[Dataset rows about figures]
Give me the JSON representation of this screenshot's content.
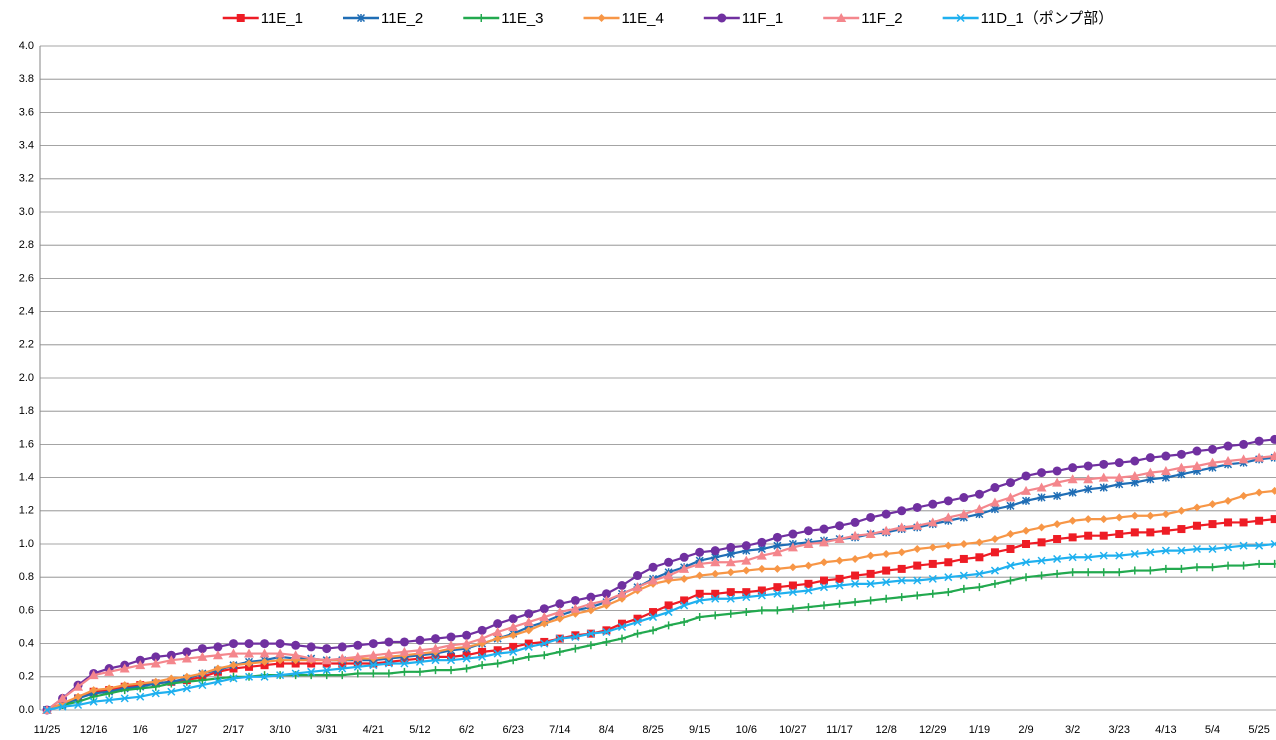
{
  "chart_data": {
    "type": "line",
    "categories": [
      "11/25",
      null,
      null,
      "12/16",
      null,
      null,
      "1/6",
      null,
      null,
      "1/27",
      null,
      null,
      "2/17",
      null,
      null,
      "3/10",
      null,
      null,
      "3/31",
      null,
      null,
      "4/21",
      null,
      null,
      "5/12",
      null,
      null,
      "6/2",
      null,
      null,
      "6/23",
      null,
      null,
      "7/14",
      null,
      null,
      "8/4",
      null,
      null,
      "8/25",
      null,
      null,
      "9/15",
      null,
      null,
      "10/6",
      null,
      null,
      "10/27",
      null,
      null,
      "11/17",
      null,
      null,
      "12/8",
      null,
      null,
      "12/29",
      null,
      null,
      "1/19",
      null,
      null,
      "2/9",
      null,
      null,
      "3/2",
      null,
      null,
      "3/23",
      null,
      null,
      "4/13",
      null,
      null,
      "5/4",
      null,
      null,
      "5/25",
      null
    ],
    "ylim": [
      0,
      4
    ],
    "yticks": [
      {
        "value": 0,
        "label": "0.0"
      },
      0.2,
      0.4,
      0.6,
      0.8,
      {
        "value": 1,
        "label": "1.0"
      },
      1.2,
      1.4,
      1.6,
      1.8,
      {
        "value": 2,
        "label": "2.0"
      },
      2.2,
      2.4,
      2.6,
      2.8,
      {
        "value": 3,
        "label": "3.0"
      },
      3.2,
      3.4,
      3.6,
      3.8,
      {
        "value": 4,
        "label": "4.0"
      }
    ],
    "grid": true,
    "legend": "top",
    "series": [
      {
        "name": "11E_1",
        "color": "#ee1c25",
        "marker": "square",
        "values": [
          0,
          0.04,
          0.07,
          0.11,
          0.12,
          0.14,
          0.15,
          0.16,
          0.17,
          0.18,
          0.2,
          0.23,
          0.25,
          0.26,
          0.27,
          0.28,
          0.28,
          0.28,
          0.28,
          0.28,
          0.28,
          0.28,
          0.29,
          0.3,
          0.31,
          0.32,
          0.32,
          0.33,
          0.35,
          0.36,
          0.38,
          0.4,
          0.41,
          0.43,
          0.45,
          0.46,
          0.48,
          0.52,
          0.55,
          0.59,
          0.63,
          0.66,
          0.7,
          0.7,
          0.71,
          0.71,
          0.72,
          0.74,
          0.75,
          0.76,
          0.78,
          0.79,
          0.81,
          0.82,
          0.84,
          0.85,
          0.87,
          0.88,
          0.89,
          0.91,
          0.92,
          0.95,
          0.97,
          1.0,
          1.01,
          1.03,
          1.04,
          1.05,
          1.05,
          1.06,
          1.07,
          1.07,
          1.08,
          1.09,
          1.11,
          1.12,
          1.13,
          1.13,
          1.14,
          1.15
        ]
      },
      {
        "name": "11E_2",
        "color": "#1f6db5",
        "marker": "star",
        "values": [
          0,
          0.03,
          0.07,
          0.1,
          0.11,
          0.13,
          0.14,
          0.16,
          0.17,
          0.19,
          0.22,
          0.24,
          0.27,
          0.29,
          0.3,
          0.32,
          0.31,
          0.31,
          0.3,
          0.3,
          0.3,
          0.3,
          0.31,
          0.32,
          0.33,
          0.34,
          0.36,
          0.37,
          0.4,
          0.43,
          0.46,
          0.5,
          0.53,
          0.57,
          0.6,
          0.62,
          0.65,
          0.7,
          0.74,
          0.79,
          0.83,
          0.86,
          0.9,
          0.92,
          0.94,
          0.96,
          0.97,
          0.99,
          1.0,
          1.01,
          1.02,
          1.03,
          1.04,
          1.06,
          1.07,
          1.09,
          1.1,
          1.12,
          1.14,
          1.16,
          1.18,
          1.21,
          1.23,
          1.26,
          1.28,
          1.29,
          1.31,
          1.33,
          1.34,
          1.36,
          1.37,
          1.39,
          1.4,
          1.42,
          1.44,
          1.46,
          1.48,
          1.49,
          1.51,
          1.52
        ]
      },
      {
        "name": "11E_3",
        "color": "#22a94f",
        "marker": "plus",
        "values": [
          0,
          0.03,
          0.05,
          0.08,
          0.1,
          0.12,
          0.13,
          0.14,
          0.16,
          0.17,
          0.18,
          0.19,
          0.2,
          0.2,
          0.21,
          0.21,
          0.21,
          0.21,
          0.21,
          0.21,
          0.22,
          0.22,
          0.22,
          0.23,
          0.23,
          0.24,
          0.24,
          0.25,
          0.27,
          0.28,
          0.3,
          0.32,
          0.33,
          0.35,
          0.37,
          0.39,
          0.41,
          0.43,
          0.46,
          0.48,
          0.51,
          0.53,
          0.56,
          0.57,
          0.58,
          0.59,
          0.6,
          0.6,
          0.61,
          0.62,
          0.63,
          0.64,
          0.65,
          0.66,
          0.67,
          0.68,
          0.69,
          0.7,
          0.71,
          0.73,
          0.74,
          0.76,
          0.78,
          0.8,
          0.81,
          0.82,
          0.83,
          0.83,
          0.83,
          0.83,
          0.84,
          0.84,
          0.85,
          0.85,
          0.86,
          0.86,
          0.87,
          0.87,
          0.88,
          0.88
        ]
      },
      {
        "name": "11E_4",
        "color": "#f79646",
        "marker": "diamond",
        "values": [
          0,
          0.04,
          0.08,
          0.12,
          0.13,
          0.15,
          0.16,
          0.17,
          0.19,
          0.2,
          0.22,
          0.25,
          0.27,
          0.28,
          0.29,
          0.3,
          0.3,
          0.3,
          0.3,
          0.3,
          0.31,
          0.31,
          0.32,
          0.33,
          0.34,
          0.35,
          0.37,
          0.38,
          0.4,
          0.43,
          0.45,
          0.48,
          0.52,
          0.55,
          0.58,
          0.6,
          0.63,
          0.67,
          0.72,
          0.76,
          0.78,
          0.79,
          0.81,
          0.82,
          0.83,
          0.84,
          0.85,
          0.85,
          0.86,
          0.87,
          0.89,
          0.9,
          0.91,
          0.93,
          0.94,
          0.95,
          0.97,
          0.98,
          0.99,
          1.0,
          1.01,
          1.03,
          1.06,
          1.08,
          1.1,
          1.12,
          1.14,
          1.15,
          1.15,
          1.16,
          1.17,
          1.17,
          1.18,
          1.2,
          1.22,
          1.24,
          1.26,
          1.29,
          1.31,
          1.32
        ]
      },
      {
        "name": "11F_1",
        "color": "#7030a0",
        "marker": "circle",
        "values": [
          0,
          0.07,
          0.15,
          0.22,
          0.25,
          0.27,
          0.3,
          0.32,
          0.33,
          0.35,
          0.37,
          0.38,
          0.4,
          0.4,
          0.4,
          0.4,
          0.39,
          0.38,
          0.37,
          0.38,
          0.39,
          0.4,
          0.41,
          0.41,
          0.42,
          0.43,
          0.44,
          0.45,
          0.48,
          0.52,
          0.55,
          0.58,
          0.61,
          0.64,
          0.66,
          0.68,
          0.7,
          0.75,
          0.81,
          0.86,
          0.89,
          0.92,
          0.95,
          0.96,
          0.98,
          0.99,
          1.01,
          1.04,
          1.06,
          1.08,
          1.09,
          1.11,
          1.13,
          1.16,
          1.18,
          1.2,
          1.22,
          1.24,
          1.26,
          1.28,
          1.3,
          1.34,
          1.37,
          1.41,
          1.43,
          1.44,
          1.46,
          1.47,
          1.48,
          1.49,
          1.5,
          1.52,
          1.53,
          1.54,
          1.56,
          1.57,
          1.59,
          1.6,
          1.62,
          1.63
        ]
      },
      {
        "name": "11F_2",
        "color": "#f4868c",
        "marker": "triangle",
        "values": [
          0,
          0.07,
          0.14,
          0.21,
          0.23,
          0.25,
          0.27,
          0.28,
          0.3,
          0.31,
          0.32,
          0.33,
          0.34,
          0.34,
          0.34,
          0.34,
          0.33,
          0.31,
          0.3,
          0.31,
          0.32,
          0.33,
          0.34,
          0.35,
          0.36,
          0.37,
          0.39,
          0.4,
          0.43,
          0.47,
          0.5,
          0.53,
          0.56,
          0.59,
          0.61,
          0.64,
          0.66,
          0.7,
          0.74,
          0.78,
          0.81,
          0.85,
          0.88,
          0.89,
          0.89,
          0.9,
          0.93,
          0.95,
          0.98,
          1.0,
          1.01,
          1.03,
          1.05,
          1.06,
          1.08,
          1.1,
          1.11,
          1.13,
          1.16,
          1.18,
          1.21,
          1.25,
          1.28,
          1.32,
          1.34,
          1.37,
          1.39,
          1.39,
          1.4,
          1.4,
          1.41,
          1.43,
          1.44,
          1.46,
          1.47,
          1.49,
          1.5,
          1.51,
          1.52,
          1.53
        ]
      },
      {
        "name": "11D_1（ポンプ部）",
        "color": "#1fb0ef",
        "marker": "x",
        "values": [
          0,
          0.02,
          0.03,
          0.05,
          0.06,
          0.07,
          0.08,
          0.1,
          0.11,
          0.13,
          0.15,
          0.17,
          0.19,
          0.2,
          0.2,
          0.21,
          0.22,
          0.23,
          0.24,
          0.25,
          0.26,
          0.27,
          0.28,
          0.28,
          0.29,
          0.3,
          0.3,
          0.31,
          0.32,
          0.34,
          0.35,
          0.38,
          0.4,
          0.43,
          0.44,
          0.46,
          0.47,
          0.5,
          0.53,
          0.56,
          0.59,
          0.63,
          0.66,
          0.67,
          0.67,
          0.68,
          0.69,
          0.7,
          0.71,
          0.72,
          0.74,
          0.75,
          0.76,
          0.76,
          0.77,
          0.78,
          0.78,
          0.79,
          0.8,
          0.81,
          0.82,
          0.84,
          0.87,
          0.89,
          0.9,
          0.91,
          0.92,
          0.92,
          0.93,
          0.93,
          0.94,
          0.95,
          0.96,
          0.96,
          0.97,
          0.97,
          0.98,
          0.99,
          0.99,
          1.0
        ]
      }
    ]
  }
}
...
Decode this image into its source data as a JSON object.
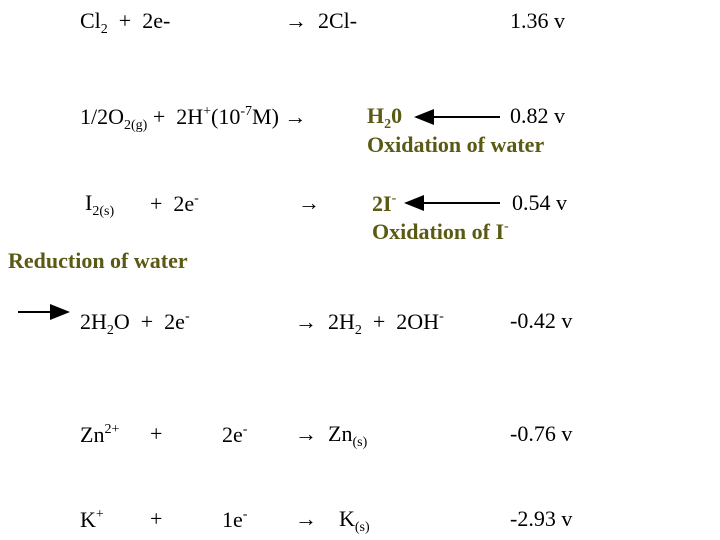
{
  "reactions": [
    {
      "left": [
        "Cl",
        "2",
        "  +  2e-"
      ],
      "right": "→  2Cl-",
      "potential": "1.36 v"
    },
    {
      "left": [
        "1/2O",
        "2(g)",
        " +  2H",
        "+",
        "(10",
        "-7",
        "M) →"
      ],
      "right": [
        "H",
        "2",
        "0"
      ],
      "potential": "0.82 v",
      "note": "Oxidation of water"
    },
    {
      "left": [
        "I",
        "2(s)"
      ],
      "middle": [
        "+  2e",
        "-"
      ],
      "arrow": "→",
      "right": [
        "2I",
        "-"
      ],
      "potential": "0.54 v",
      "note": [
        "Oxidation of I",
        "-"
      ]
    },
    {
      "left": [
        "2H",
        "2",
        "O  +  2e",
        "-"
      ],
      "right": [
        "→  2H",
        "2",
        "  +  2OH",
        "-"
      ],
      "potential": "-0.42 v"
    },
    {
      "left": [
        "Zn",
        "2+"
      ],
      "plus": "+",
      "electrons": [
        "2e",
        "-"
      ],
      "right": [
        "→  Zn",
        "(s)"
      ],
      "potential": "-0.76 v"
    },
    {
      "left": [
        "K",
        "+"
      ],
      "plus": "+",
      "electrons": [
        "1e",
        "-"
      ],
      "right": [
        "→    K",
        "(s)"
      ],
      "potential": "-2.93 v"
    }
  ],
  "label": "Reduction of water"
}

* Problem: Collect every line with the string "this" from the records, and copy each.

* Response:
Give me the JSON representation of this screenshot's content.
Decode this image into its source data as a JSON object.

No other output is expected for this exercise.